Exercise aim:
Give all the lines below again, exactly, with no pictures.

Materials provided:
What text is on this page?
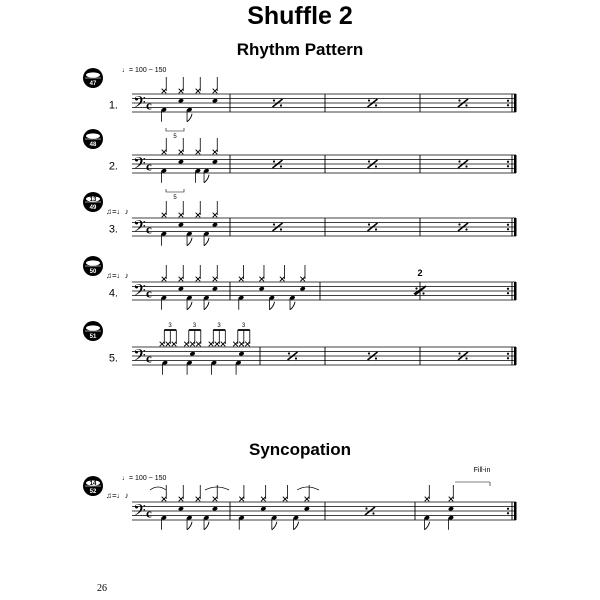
Shuffle 2
Rhythm Pattern
Syncopation
𝄢 c
1.
♩= 100 ~ 150
5
47
𝄢 c
2.
5
48
𝄢 c
3.
♫=♩♪
13
49
𝄢 c
4.
♫=♩♪	2
50
𝄢 c
5.
3	3	3	3
51
𝄢 c
♩= 100 ~ 150
♫=♩♪
Fill-in
14
52
26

Finished answer:
What text is on this page?
Shuffle 2
Rhythm Pattern
Syncopation
𝄢 c
1.
♩= 100 ~ 150
5
47
𝄢 c
2.
5
48
𝄢 c
3.
♫=♩♪
13
49
𝄢 c
4.
♫=♩♪	2
50
𝄢 c
5.
3	3	3	3
51
𝄢 c
♩= 100 ~ 150
♫=♩♪
Fill-in
14
52
26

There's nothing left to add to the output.